begin Supplied data
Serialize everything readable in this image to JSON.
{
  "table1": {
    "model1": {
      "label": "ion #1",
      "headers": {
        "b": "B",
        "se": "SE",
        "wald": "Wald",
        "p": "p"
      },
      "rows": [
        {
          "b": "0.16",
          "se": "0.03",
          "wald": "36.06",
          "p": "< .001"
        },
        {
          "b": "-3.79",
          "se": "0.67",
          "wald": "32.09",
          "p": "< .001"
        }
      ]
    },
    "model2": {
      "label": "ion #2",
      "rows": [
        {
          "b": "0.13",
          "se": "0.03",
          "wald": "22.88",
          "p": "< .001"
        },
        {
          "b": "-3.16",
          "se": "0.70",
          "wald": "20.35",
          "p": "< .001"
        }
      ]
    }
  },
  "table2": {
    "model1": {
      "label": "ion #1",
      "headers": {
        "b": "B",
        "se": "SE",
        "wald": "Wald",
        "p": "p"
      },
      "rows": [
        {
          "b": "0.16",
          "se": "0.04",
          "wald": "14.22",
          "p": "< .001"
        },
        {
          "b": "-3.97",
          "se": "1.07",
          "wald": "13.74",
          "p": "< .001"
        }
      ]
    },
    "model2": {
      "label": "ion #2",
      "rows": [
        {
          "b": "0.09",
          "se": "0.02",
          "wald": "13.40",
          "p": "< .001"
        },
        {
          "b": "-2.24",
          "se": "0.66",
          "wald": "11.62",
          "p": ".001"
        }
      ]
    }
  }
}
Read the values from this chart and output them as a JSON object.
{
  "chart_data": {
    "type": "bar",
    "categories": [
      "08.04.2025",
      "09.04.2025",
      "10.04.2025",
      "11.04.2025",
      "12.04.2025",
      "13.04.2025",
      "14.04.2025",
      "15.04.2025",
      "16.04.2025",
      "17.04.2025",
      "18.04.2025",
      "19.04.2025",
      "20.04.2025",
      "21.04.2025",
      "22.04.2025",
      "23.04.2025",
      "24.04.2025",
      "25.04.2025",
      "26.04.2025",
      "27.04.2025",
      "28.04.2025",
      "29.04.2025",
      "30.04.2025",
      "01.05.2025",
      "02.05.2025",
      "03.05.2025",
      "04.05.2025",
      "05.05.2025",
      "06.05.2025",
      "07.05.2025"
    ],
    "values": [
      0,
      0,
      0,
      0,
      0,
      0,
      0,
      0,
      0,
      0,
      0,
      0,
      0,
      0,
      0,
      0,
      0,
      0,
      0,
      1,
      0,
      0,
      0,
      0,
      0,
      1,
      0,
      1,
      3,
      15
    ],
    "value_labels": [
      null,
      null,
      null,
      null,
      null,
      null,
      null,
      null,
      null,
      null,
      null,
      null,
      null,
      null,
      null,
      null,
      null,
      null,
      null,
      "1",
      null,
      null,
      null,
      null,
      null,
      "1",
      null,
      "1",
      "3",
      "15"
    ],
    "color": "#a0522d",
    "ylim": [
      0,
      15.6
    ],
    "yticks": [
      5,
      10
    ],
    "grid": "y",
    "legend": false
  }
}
end Supplied data
- _Written problem_
Extract the complete set of records unchanged.

- _Exercise output_
Serialize everything readable in this image to JSON.
{
  "table1": {
    "model1": {
      "label": "ion #1",
      "headers": {
        "b": "B",
        "se": "SE",
        "wald": "Wald",
        "p": "p"
      },
      "rows": [
        {
          "b": "0.16",
          "se": "0.03",
          "wald": "36.06",
          "p": "< .001"
        },
        {
          "b": "-3.79",
          "se": "0.67",
          "wald": "32.09",
          "p": "< .001"
        }
      ]
    },
    "model2": {
      "label": "ion #2",
      "rows": [
        {
          "b": "0.13",
          "se": "0.03",
          "wald": "22.88",
          "p": "< .001"
        },
        {
          "b": "-3.16",
          "se": "0.70",
          "wald": "20.35",
          "p": "< .001"
        }
      ]
    }
  },
  "table2": {
    "model1": {
      "label": "ion #1",
      "headers": {
        "b": "B",
        "se": "SE",
        "wald": "Wald",
        "p": "p"
      },
      "rows": [
        {
          "b": "0.16",
          "se": "0.04",
          "wald": "14.22",
          "p": "< .001"
        },
        {
          "b": "-3.97",
          "se": "1.07",
          "wald": "13.74",
          "p": "< .001"
        }
      ]
    },
    "model2": {
      "label": "ion #2",
      "rows": [
        {
          "b": "0.09",
          "se": "0.02",
          "wald": "13.40",
          "p": "< .001"
        },
        {
          "b": "-2.24",
          "se": "0.66",
          "wald": "11.62",
          "p": ".001"
        }
      ]
    }
  }
}
Read the values from this chart and output them as a JSON object.
{
  "chart_data": {
    "type": "bar",
    "categories": [
      "08.04.2025",
      "09.04.2025",
      "10.04.2025",
      "11.04.2025",
      "12.04.2025",
      "13.04.2025",
      "14.04.2025",
      "15.04.2025",
      "16.04.2025",
      "17.04.2025",
      "18.04.2025",
      "19.04.2025",
      "20.04.2025",
      "21.04.2025",
      "22.04.2025",
      "23.04.2025",
      "24.04.2025",
      "25.04.2025",
      "26.04.2025",
      "27.04.2025",
      "28.04.2025",
      "29.04.2025",
      "30.04.2025",
      "01.05.2025",
      "02.05.2025",
      "03.05.2025",
      "04.05.2025",
      "05.05.2025",
      "06.05.2025",
      "07.05.2025"
    ],
    "values": [
      0,
      0,
      0,
      0,
      0,
      0,
      0,
      0,
      0,
      0,
      0,
      0,
      0,
      0,
      0,
      0,
      0,
      0,
      0,
      1,
      0,
      0,
      0,
      0,
      0,
      1,
      0,
      1,
      3,
      15
    ],
    "value_labels": [
      null,
      null,
      null,
      null,
      null,
      null,
      null,
      null,
      null,
      null,
      null,
      null,
      null,
      null,
      null,
      null,
      null,
      null,
      null,
      "1",
      null,
      null,
      null,
      null,
      null,
      "1",
      null,
      "1",
      "3",
      "15"
    ],
    "color": "#a0522d",
    "ylim": [
      0,
      15.6
    ],
    "yticks": [
      5,
      10
    ],
    "grid": "y",
    "legend": false
  }
}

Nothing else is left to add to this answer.